Written task
Where does the string "value" appear in the records? Copy every line that contains it.

Collected data

_ _ _

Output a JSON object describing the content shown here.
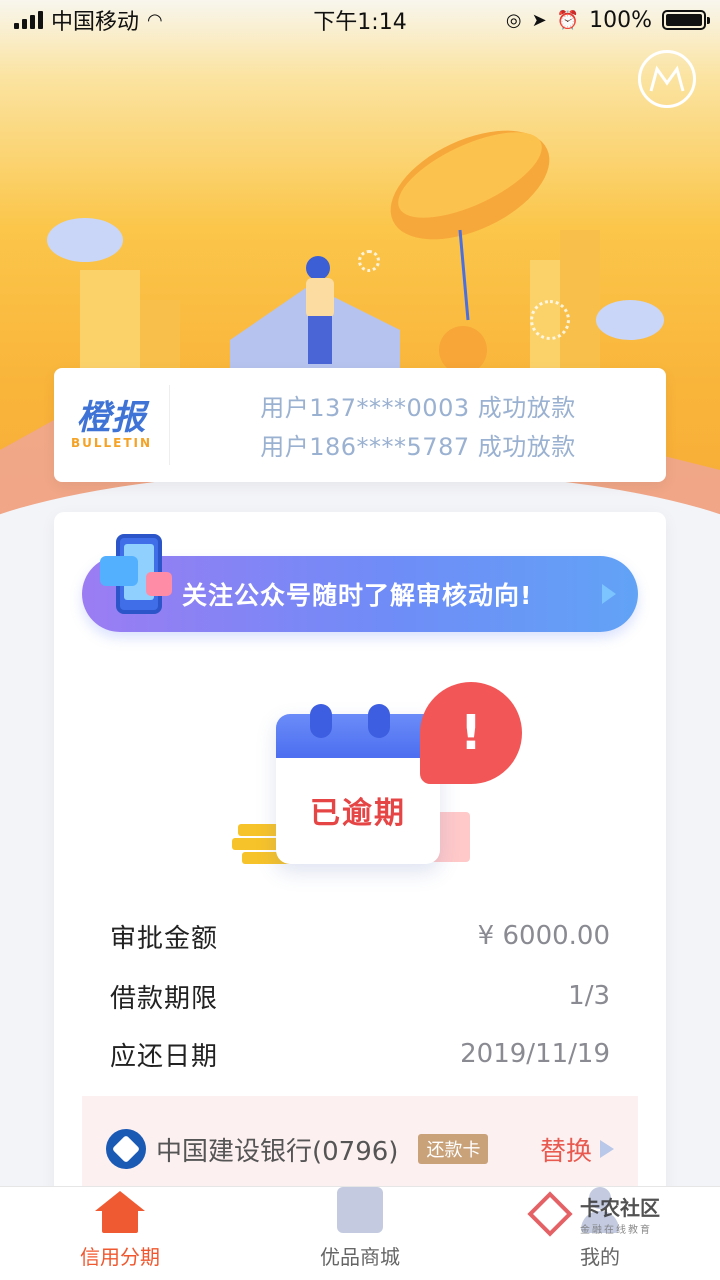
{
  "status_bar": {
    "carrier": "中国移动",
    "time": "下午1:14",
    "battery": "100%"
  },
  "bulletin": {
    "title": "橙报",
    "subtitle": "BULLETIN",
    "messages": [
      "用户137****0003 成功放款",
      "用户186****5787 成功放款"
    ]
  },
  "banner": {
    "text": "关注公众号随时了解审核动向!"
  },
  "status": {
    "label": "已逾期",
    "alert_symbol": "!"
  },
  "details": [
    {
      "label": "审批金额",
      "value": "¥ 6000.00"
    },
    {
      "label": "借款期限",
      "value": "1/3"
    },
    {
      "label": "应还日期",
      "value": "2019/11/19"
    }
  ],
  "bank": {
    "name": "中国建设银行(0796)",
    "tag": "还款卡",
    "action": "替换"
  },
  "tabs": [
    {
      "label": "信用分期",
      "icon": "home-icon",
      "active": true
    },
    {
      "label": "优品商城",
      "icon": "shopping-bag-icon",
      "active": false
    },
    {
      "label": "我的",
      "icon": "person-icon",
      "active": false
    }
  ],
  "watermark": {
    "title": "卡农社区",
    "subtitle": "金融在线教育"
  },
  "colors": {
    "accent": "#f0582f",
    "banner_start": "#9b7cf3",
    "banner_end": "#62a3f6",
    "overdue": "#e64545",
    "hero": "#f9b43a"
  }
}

_ _ _

Answer for this exercise
      "value": "¥ 6000.00"
      "value": "1/3"
      "value": "2019/11/19"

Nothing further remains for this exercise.